Quoted passage -
·····
Fighter jet “ inspecting “ passenger plane mid-air

I am hoping there is a factual answer to the question, if not, mods feel free to move this.

So there is this in the news : U.S. fighter jets fly near Iranian passenger plane, state media says

Trying to understand the sequence of events that lead up to such inspections. And what are the fighter jets looking for ?

My guess is, verifying that they are a passenger jet and not a warplane.

That being said, if they can’t verify from a long distance via radar what kind of airplane it is, and must get up close to see with one’s own eyes, it seems to speak really poorly of radar capabilities.

Yeah, If you can see it, it is not a stealth plane sneaking up on you.
You can check it that airline has a scheduled flight in that area. You can see there isn’t a great big bomb strapped to the fuselage.

From your cite: "

Two U.S. Department of Defense officials said the Iranian airline had deviated from the civilian air corridor…"

and "

U.S. Central Command, which oversees American troops in the region, said the F-15 aircraft was conducting a visual inspection of the Iranian plane at approximately 1,000 meters (around 1,094 yards) when it passed near the Tanf garrison in Syria where coalition forces are present."

So, the airliner was, according to the US, flying outside of the box it was supposed to be flying in, potentially near an area where US troops were, and 2 F-15s went over to take a look at the contact. Until someone like @LSLGuy or another been there-done that poster chimes in differently, the radar return from even a sophisticated radar like an Eagle’s AN/APG 63 V whatever, is a blip. The blip doesn’t tell the operator what kind of airplane it’s returning from, just its distance from the emitter, its relative speed to the emitter, and how strong the return is (?) The pilot needs to see the aircraft (with their eyes, or some slaved magnifying sight) to know more.

Had the pilots not inadvertently triggered the TCAS (collision warning system) on the airliner, this wouldn’t be news. It would be interesting to know what happened. I would have thought the Eagle pilots would have tried radio communication with the airliner before getting that close, then maybe the TCAS going off wouldn’t have triggered the desire by the airliner pilots to maneuver abruptly.

Here’s a batch of factors not adding up to a coherent essay.
·····
Extracted entries -
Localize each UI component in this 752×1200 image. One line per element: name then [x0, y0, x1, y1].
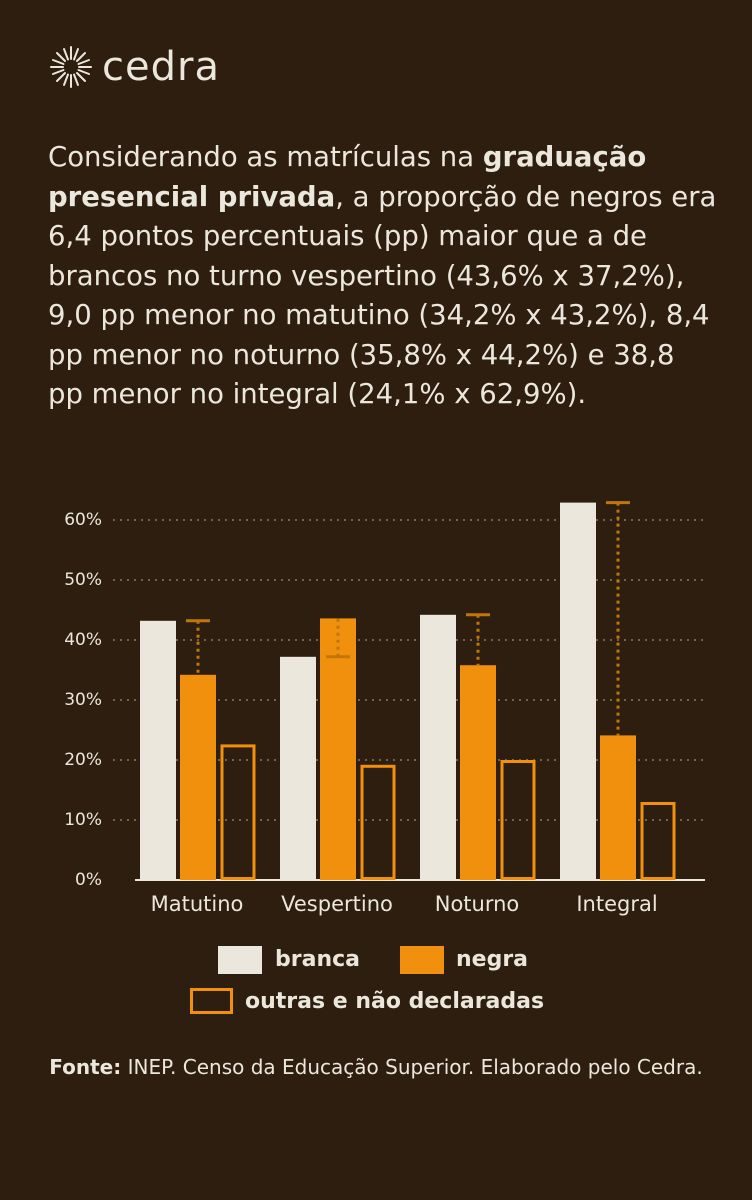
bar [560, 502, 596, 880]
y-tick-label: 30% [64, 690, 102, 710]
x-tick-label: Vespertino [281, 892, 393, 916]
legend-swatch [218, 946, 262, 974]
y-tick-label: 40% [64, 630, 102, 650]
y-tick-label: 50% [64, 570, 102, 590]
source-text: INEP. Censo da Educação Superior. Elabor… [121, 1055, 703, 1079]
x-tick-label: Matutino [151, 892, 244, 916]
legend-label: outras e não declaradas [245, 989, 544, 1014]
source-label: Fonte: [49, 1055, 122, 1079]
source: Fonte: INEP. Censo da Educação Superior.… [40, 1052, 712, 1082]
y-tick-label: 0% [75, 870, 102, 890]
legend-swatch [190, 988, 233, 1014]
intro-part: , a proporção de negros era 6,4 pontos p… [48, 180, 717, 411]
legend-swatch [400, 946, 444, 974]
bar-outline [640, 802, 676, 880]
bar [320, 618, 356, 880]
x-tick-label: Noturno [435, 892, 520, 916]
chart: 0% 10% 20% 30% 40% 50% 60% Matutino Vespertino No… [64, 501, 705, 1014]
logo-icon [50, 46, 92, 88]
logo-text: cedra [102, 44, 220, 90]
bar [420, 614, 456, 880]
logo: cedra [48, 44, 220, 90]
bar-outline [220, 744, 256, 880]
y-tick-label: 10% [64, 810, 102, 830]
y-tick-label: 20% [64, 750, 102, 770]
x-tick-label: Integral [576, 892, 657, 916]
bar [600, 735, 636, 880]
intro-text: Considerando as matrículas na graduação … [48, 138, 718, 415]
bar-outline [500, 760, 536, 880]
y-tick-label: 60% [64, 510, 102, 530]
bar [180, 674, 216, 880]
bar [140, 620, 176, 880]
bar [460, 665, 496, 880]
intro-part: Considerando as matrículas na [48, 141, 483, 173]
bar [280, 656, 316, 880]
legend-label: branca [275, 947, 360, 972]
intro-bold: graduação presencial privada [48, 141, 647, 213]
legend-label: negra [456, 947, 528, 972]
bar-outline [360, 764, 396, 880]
·····
Tasks to perform -
- A) In the fighter jet thread, shorten the paragraph that begins "Had the pilots not inadvertently triggered" while keeping its main points.
- B) Pick up the fighter jet thread after its final sentence and write what comes next.

Responses for each task -
- A) The story only made the news because the fighter pilots accidentally set off the airliner's collision warning system (TCAS). It would be worth knowing what actually happened. The writer expected the F-15 pilots to try radio contact before getting so close. That might have kept the TCAS alert from pushing the airliner pilots into a sudden maneuver.

- B)
Even setting aside any he-said-she-said falsification or posturing, there’s a lot of ambiguities and complexities here. Somebody screwed up along the way somewhere, but we in the public sure don’t know who or how yet.

Procedure back in my day would have the fighter maneuver so as to try to avoid triggering the airliner’s TCAS. As well we’d typically adjust our switchology to preclude triggering their TCAS at all. Then again, that was peacetime training 30 years ago, not guys working in an active war zone in very different airplanes w (probably) fancier equipment.

If the fighter is in a big enough hurry about a worrisome enough target, just getting close enough fast enough to confirm the target’s lack of hostile capability is the only thing that really matters. If that results in a high rate of closure in close, so be it.

We also don’t know what the weather was; the Mideast can be real hazy where you have to get pretty close to see anything.

Or maybe the F-15 drivers, like the Vincennes 32(!) years ago, were a little bunch too cowboy for their britches.

The articles I’ve seen are a little ambiguous about which collision avoidance system is involved and which aircraft experienced the alarm. The OP’s article says the fighter’s “automated collision avoidance system” triggered and they presume the airliner’s did too.

TCAS is the civil standard all airliners worldwide have. But does the F-15 have that? We sure didn’t back in my day.

Does the F-15 have a totally different system based on its own air to air radar that would warn for excessive closure rates in close but leave the airliner unaware? Does the Iran Air airliner have a RWR receiver that would warn them that a fighter (or SAM) radar has them targeted? Certainly US airliners don’t have that, but Iran Air, El Al, etc., operate in more dangerous neighborhoods & might well.

In response to a TCAS alert for any reason, the appropriate maneuver by an airliner is prompt but smooth. Bouncing people off the ceiling, throwing them to the floor, etc., is gross over-controlling by the airline pilots.

Response to gross cowboying by an interceptor OTOH could hurt folks in the back pretty easily. See wiki for a similar incident with the shoe on the other foot.

Older F-15s were not equipped with radios that can connect to airliner radios. So any commo from those sorts of F-15s to airliners would have to be relayed through ATC. Later F-15s did have airliner-appropriate radios. Did these particular F-15s have airliner-appropriate radios? The public doesn’t know yet.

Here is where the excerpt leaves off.